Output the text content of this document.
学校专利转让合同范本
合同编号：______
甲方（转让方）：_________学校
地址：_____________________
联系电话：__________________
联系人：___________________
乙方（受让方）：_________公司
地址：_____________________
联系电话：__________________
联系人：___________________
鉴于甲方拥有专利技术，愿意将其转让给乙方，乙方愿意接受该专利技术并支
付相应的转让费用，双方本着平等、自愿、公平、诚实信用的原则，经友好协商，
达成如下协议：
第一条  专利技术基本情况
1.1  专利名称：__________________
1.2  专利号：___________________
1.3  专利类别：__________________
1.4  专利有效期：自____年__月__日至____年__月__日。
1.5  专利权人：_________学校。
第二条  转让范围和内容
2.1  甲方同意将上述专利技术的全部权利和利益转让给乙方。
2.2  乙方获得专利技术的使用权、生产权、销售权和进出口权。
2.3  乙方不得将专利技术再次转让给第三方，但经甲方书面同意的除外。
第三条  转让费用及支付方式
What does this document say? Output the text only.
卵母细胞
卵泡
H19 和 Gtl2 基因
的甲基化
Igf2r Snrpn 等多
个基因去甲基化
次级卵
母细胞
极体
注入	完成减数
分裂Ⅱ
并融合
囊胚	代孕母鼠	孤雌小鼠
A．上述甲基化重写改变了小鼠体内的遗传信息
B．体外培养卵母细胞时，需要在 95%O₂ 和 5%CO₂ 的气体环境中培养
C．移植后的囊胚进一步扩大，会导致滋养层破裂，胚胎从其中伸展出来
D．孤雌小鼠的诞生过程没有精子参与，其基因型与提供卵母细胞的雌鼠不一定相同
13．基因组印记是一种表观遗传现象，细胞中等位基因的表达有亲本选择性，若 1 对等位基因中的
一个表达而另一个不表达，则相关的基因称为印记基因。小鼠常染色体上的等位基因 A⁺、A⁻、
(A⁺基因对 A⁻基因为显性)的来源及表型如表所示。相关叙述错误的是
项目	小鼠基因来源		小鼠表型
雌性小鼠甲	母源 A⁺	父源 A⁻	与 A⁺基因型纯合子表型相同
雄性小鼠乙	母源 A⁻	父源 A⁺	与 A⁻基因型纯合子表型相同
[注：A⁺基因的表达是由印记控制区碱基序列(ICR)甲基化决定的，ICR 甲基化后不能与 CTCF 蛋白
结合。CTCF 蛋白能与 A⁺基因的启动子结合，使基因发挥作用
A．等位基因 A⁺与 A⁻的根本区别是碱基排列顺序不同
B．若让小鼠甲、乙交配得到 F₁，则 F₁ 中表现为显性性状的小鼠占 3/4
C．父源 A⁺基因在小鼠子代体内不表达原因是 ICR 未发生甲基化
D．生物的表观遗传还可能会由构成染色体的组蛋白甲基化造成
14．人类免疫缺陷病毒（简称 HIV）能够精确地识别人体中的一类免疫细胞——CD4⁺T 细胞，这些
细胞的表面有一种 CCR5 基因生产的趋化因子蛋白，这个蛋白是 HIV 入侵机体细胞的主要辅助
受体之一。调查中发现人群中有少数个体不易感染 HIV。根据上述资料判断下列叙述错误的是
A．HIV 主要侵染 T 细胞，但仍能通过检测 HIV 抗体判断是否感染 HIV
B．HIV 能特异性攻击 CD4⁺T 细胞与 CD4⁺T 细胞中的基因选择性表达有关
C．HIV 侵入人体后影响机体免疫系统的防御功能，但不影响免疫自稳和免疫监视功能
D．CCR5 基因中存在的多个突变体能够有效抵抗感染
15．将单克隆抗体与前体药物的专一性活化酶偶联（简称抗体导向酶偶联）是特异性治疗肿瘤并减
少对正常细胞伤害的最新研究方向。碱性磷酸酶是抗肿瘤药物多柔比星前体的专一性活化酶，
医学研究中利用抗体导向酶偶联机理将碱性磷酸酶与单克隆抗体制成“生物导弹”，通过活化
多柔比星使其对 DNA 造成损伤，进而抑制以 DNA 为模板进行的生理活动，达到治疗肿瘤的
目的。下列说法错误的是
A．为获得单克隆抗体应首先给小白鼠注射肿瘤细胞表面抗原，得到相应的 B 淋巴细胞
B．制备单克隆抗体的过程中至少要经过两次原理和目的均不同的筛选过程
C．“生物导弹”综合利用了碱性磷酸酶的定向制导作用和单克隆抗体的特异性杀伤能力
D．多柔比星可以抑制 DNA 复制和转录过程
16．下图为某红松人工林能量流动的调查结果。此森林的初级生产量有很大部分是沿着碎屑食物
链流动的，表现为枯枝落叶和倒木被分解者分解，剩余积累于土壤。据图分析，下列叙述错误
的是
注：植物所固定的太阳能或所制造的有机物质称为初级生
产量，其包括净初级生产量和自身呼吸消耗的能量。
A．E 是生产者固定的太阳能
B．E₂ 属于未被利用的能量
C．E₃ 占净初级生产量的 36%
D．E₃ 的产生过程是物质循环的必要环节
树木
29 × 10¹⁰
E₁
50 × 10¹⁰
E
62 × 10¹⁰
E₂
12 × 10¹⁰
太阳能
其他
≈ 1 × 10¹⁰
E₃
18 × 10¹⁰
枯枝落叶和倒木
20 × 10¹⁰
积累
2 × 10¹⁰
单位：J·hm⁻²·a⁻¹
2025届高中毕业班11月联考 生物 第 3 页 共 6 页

----

| Given problem |
Extract each entry in full, exactly as given.

| Solution for this exercise |
Output the text content of this document.
学校专利转让合同范本
合同编号：______
甲方（转让方）：_________学校
地址：_____________________
联系电话：__________________
联系人：___________________
乙方（受让方）：_________公司
地址：_____________________
联系电话：__________________
联系人：___________________
鉴于甲方拥有专利技术，愿意将其转让给乙方，乙方愿意接受该专利技术并支
付相应的转让费用，双方本着平等、自愿、公平、诚实信用的原则，经友好协商，
达成如下协议：
第一条  专利技术基本情况
1.1  专利名称：__________________
1.2  专利号：___________________
1.3  专利类别：__________________
1.4  专利有效期：自____年__月__日至____年__月__日。
1.5  专利权人：_________学校。
第二条  转让范围和内容
2.1  甲方同意将上述专利技术的全部权利和利益转让给乙方。
2.2  乙方获得专利技术的使用权、生产权、销售权和进出口权。
2.3  乙方不得将专利技术再次转让给第三方，但经甲方书面同意的除外。
第三条  转让费用及支付方式
What does this document say? Output the text only.
卵母细胞
卵泡
H19 和 Gtl2 基因
的甲基化
Igf2r Snrpn 等多
个基因去甲基化
次级卵
母细胞
极体
注入	完成减数
分裂Ⅱ
并融合
囊胚	代孕母鼠	孤雌小鼠
A．上述甲基化重写改变了小鼠体内的遗传信息
B．体外培养卵母细胞时，需要在 95%O₂ 和 5%CO₂ 的气体环境中培养
C．移植后的囊胚进一步扩大，会导致滋养层破裂，胚胎从其中伸展出来
D．孤雌小鼠的诞生过程没有精子参与，其基因型与提供卵母细胞的雌鼠不一定相同
13．基因组印记是一种表观遗传现象，细胞中等位基因的表达有亲本选择性，若 1 对等位基因中的
一个表达而另一个不表达，则相关的基因称为印记基因。小鼠常染色体上的等位基因 A⁺、A⁻、
(A⁺基因对 A⁻基因为显性)的来源及表型如表所示。相关叙述错误的是
项目	小鼠基因来源		小鼠表型
雌性小鼠甲	母源 A⁺	父源 A⁻	与 A⁺基因型纯合子表型相同
雄性小鼠乙	母源 A⁻	父源 A⁺	与 A⁻基因型纯合子表型相同
[注：A⁺基因的表达是由印记控制区碱基序列(ICR)甲基化决定的，ICR 甲基化后不能与 CTCF 蛋白
结合。CTCF 蛋白能与 A⁺基因的启动子结合，使基因发挥作用
A．等位基因 A⁺与 A⁻的根本区别是碱基排列顺序不同
B．若让小鼠甲、乙交配得到 F₁，则 F₁ 中表现为显性性状的小鼠占 3/4
C．父源 A⁺基因在小鼠子代体内不表达原因是 ICR 未发生甲基化
D．生物的表观遗传还可能会由构成染色体的组蛋白甲基化造成
14．人类免疫缺陷病毒（简称 HIV）能够精确地识别人体中的一类免疫细胞——CD4⁺T 细胞，这些
细胞的表面有一种 CCR5 基因生产的趋化因子蛋白，这个蛋白是 HIV 入侵机体细胞的主要辅助
受体之一。调查中发现人群中有少数个体不易感染 HIV。根据上述资料判断下列叙述错误的是
A．HIV 主要侵染 T 细胞，但仍能通过检测 HIV 抗体判断是否感染 HIV
B．HIV 能特异性攻击 CD4⁺T 细胞与 CD4⁺T 细胞中的基因选择性表达有关
C．HIV 侵入人体后影响机体免疫系统的防御功能，但不影响免疫自稳和免疫监视功能
D．CCR5 基因中存在的多个突变体能够有效抵抗感染
15．将单克隆抗体与前体药物的专一性活化酶偶联（简称抗体导向酶偶联）是特异性治疗肿瘤并减
少对正常细胞伤害的最新研究方向。碱性磷酸酶是抗肿瘤药物多柔比星前体的专一性活化酶，
医学研究中利用抗体导向酶偶联机理将碱性磷酸酶与单克隆抗体制成“生物导弹”，通过活化
多柔比星使其对 DNA 造成损伤，进而抑制以 DNA 为模板进行的生理活动，达到治疗肿瘤的
目的。下列说法错误的是
A．为获得单克隆抗体应首先给小白鼠注射肿瘤细胞表面抗原，得到相应的 B 淋巴细胞
B．制备单克隆抗体的过程中至少要经过两次原理和目的均不同的筛选过程
C．“生物导弹”综合利用了碱性磷酸酶的定向制导作用和单克隆抗体的特异性杀伤能力
D．多柔比星可以抑制 DNA 复制和转录过程
16．下图为某红松人工林能量流动的调查结果。此森林的初级生产量有很大部分是沿着碎屑食物
链流动的，表现为枯枝落叶和倒木被分解者分解，剩余积累于土壤。据图分析，下列叙述错误
的是
注：植物所固定的太阳能或所制造的有机物质称为初级生
产量，其包括净初级生产量和自身呼吸消耗的能量。
A．E 是生产者固定的太阳能
B．E₂ 属于未被利用的能量
C．E₃ 占净初级生产量的 36%
D．E₃ 的产生过程是物质循环的必要环节
树木
29 × 10¹⁰
E₁
50 × 10¹⁰
E
62 × 10¹⁰
E₂
12 × 10¹⁰
太阳能
其他
≈ 1 × 10¹⁰
E₃
18 × 10¹⁰
枯枝落叶和倒木
20 × 10¹⁰
积累
2 × 10¹⁰
单位：J·hm⁻²·a⁻¹
2025届高中毕业班11月联考 生物 第 3 页 共 6 页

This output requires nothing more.